> **GIVEN INSTRUCTION**: Each entry below is to be given again word for word, with no pictures.

> **EXTRACTED ENTRIES**:
◆ ◆ ◆ ◆ ◆ ◆ ◆

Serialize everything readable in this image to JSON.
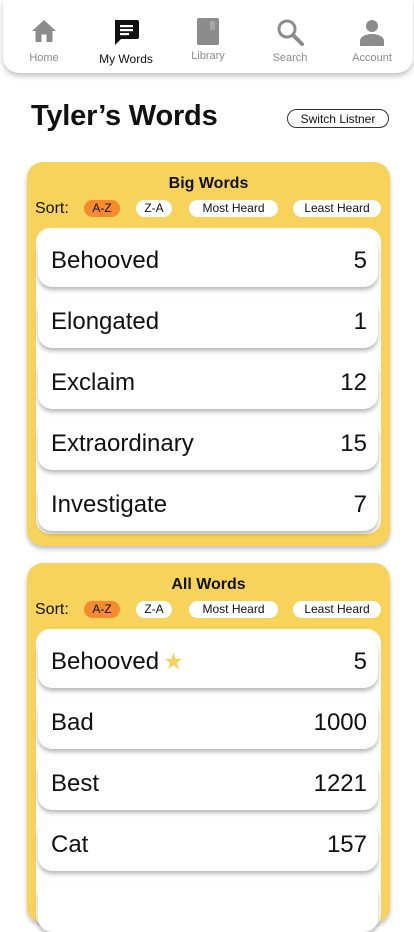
{
  "nav": {
    "items": [
      {
        "label": "Home",
        "icon": "home-icon"
      },
      {
        "label": "My Words",
        "icon": "notes-icon"
      },
      {
        "label": "Library",
        "icon": "book-icon"
      },
      {
        "label": "Search",
        "icon": "search-icon"
      },
      {
        "label": "Account",
        "icon": "person-icon"
      }
    ],
    "active": "My Words"
  },
  "header": {
    "title": "Tyler’s Words",
    "switch_label": "Switch Listner"
  },
  "big_words": {
    "title": "Big Words",
    "sort_label": "Sort:",
    "sort_options": [
      "A-Z",
      "Z-A",
      "Most Heard",
      "Least Heard"
    ],
    "selected_sort": "A-Z",
    "words": [
      {
        "word": "Behooved",
        "count": "5"
      },
      {
        "word": "Elongated",
        "count": "1"
      },
      {
        "word": "Exclaim",
        "count": "12"
      },
      {
        "word": "Extraordinary",
        "count": "15"
      },
      {
        "word": "Investigate",
        "count": "7"
      }
    ]
  },
  "all_words": {
    "title": "All Words",
    "sort_label": "Sort:",
    "sort_options": [
      "A-Z",
      "Z-A",
      "Most Heard",
      "Least Heard"
    ],
    "selected_sort": "A-Z",
    "words": [
      {
        "word": "Behooved",
        "count": "5",
        "starred": true
      },
      {
        "word": "Bad",
        "count": "1000"
      },
      {
        "word": "Best",
        "count": "1221"
      },
      {
        "word": "Cat",
        "count": "157"
      }
    ]
  },
  "colors": {
    "card": "#f7d35c",
    "selected_pill": "#f58b2e",
    "nav_inactive": "#8c8c8c",
    "star": "#f7d35c"
  }
}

◆ ◆ ◆ ◆ ◆ ◆ ◆

> **FULL RESPONSE**:
Serialize everything readable in this image to JSON.
{
  "nav": {
    "items": [
      {
        "label": "Home",
        "icon": "home-icon"
      },
      {
        "label": "My Words",
        "icon": "notes-icon"
      },
      {
        "label": "Library",
        "icon": "book-icon"
      },
      {
        "label": "Search",
        "icon": "search-icon"
      },
      {
        "label": "Account",
        "icon": "person-icon"
      }
    ],
    "active": "My Words"
  },
  "header": {
    "title": "Tyler’s Words",
    "switch_label": "Switch Listner"
  },
  "big_words": {
    "title": "Big Words",
    "sort_label": "Sort:",
    "sort_options": [
      "A-Z",
      "Z-A",
      "Most Heard",
      "Least Heard"
    ],
    "selected_sort": "A-Z",
    "words": [
      {
        "word": "Behooved",
        "count": "5"
      },
      {
        "word": "Elongated",
        "count": "1"
      },
      {
        "word": "Exclaim",
        "count": "12"
      },
      {
        "word": "Extraordinary",
        "count": "15"
      },
      {
        "word": "Investigate",
        "count": "7"
      }
    ]
  },
  "all_words": {
    "title": "All Words",
    "sort_label": "Sort:",
    "sort_options": [
      "A-Z",
      "Z-A",
      "Most Heard",
      "Least Heard"
    ],
    "selected_sort": "A-Z",
    "words": [
      {
        "word": "Behooved",
        "count": "5",
        "starred": true
      },
      {
        "word": "Bad",
        "count": "1000"
      },
      {
        "word": "Best",
        "count": "1221"
      },
      {
        "word": "Cat",
        "count": "157"
      }
    ]
  },
  "colors": {
    "card": "#f7d35c",
    "selected_pill": "#f58b2e",
    "nav_inactive": "#8c8c8c",
    "star": "#f7d35c"
  }
}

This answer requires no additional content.